UNSANE (Movie Review)

Unsane
*** out of ****
Rated R
(for djsturbing behavior, violence, strong language, and sex references)
Released:  March 23, 2018
Runtime: 97 minutes
Director: Steven Soderbergh
Starring: Claire Foy, Jay Pharoah, Joshua Leonard, Amy Irving, Juno Temple, Polly McKie, Aimee Mullins

Give it enough time and it starts to make sense.

Initially, Unsane feels like an overlong Black Mirror episode done on the cheap. The first half-hour drags with repetitive beats but, eventually, it comes together.

It’s Steven Soderbergh’s second film back from “retirement” (following last fall’s hick heist Logan Lucky) and it’s an effective thriller, especially for the current #MeToo zeitgeist, despite a less than effective low budget form that dilutes rather than maximizes its full potential.

Shot entirely on an iPhone 7, Unsane often appears driven more by Soderbergh’s fascination with experimentation than storytelling. The format is as cut-rate as the bare bones production values.

The Oscar-winning director seems particularly curious about how much he can pull off for how little, but not in striving for what’s actually best for the material. A strong lead performance by The Crown’s Claire Foy, however, makes up for a lot, as does some ingenious 2nd and 3rd act plotting by screenwriters Jonathan Bernstein and James Greer.

Foy plays Sawyer Valentini, a woman struggling with some personal issues that, after a routine counseling session with a therapist, inadvertently finds herself committed to a mental institution against her will. From there the film plays up the expected construct, a.k.a. “Who’s really the crazy one here, them or her?” The more she protests her sanity the more insane she comes off.

Soderbergh milks that a bit longer than he needs to (the first thirty minutes could’ve been a tighter fifteen or twenty), but just when you feel like you might be in for a monotonous slog, a curveball from Sawyer’s past is thrown into the mix. Discovering if this new element is real or imagined gives the film a necessary jolt, and Soderbergh does an expert job in revealing what’s true and what isn’t.

I just wish it was more enjoyable to watch.

Unsane is a genre exercise minus the genre style, or any style for that matter. Soderbergh crafts some interesting angles and frames here and there, but on the whole this is a grungy, at times ugly looking experiment that feels compromised rather than inspired. More digression than evolution, Unsane looks and plays like a first-time effort from a young filmmaker with potential, not an auteur hitting a new creative stride, phase, or peak.

There’s some interesting political and social critiques here – from dehumanizing profit-driven medical care to toxic masculinity in the social media age – but they’re shoehorned together, both thematically and dramatically. A few plot holes pop up as a result, ones that the stripped-down milieu can’t mask.

At times, scenes even feel like desperate regional theater, overplayed in an attempt to compensate for the low production quality. (A padded cell sequence comes to mind.) Foy remains committed all the way through, forgive the pun, but I wish Soderbergh’s aesthetic felt the same.

Unsane ultimately works, often in spite of itself (which isn’t a dumb-luck fluke), but unless Soderbergh can come up with ways to craft better visual experiences than this, I’m not looking forward to his newfound resolve to shoot exclusively on iPhones for the rest of his career. He’ll continue to make good movies, but it’s hard to imagine him making a great one.

But hey, maybe I’m the crazy one.

One thought on “UNSANE (Movie Review)

  1. From the visionary director of ‘side effects’ and ‘traffic’, ‘unsane’ is a spooky good time! A psychological suspenser that would have Richard Matheson and Rod Sterling gripping the edge of their seats. Whatever ‘deep themes’ it was trying to address I confess went over my head. The iPhone format worked well here but I hope Soderbreth doesn’t forget in films to come that gimmicks can only carry a story so far.

Assignment:
Answer these questions from the movie review above:
1. What is the film's runtime?
2. What phone was the film shot on?
3. Who wrote the screenplay?

Dataset entries:
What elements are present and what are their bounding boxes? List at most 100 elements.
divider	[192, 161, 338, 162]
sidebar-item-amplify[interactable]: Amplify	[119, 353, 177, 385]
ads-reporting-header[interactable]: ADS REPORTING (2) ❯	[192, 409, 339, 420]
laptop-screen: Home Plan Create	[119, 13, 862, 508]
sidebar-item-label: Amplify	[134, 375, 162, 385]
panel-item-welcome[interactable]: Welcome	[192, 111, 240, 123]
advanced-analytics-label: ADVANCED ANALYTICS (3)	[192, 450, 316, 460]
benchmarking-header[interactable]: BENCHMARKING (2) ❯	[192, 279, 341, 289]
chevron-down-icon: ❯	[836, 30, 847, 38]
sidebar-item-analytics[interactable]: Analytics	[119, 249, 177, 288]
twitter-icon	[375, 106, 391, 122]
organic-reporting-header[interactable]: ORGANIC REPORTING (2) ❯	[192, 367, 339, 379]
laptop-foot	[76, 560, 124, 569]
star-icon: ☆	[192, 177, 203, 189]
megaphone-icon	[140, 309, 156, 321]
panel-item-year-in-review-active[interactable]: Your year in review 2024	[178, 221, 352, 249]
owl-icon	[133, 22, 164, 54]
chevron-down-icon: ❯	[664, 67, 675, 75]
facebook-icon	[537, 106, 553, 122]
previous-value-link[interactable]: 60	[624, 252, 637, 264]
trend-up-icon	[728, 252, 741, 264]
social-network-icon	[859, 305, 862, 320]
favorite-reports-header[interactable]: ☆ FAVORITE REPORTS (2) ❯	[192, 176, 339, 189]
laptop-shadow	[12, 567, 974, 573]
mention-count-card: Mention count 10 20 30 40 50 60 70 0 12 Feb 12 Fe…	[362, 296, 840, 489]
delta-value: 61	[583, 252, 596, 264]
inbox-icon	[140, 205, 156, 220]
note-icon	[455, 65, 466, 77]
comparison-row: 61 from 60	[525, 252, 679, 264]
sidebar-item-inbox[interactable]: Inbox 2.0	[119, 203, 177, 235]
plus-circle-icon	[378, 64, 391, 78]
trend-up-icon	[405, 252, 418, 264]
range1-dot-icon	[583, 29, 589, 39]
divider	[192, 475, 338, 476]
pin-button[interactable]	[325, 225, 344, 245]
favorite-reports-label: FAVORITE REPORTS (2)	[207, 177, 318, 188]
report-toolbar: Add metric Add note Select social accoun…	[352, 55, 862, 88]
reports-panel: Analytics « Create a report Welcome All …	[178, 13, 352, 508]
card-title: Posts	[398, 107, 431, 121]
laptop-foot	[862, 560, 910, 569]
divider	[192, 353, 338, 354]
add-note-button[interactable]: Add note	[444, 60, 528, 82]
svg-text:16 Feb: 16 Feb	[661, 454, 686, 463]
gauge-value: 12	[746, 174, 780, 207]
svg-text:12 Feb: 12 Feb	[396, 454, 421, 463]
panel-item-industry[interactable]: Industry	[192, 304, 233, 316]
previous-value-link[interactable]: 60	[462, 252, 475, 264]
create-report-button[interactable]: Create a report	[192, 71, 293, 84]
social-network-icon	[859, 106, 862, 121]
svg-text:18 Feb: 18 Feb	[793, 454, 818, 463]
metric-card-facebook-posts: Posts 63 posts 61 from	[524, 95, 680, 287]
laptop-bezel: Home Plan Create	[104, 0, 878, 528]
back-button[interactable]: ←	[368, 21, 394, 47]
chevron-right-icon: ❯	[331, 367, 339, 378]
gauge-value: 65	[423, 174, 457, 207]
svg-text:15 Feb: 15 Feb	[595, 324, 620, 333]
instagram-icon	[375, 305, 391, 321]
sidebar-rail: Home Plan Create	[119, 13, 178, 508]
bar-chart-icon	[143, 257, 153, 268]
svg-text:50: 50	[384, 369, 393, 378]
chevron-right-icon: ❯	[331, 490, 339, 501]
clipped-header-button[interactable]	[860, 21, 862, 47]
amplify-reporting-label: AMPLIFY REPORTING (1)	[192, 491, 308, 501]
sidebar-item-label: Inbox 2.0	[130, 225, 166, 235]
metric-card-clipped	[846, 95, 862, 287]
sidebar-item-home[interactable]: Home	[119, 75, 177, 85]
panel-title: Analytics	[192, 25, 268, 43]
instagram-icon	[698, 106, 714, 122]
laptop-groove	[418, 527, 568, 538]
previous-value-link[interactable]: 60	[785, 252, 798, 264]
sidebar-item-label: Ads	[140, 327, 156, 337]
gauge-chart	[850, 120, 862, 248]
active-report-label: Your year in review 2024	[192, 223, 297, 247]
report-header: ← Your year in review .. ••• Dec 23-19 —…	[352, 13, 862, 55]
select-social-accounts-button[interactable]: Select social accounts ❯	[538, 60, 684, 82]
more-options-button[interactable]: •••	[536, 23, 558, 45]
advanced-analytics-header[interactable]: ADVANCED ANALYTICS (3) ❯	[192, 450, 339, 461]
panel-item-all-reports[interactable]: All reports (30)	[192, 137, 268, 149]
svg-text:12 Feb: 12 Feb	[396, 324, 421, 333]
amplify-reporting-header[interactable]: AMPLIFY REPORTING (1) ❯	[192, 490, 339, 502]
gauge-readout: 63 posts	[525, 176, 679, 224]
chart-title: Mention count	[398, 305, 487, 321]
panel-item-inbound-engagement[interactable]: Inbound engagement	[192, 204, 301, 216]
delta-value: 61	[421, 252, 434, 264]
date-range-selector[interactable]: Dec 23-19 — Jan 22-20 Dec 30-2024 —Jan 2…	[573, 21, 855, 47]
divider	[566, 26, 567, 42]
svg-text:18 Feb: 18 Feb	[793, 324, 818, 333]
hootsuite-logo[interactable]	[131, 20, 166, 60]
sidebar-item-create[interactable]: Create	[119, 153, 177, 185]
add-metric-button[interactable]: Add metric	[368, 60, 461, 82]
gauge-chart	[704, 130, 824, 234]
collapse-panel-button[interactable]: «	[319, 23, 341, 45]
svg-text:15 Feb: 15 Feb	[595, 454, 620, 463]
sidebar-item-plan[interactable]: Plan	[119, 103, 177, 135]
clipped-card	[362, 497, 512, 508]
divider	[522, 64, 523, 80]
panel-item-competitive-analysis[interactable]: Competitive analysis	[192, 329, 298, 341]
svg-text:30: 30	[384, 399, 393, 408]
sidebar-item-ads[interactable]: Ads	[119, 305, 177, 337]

Written solution:
1. 97 minutes
2. An iPhone 7
3. Jonathan Bernstein and James Greer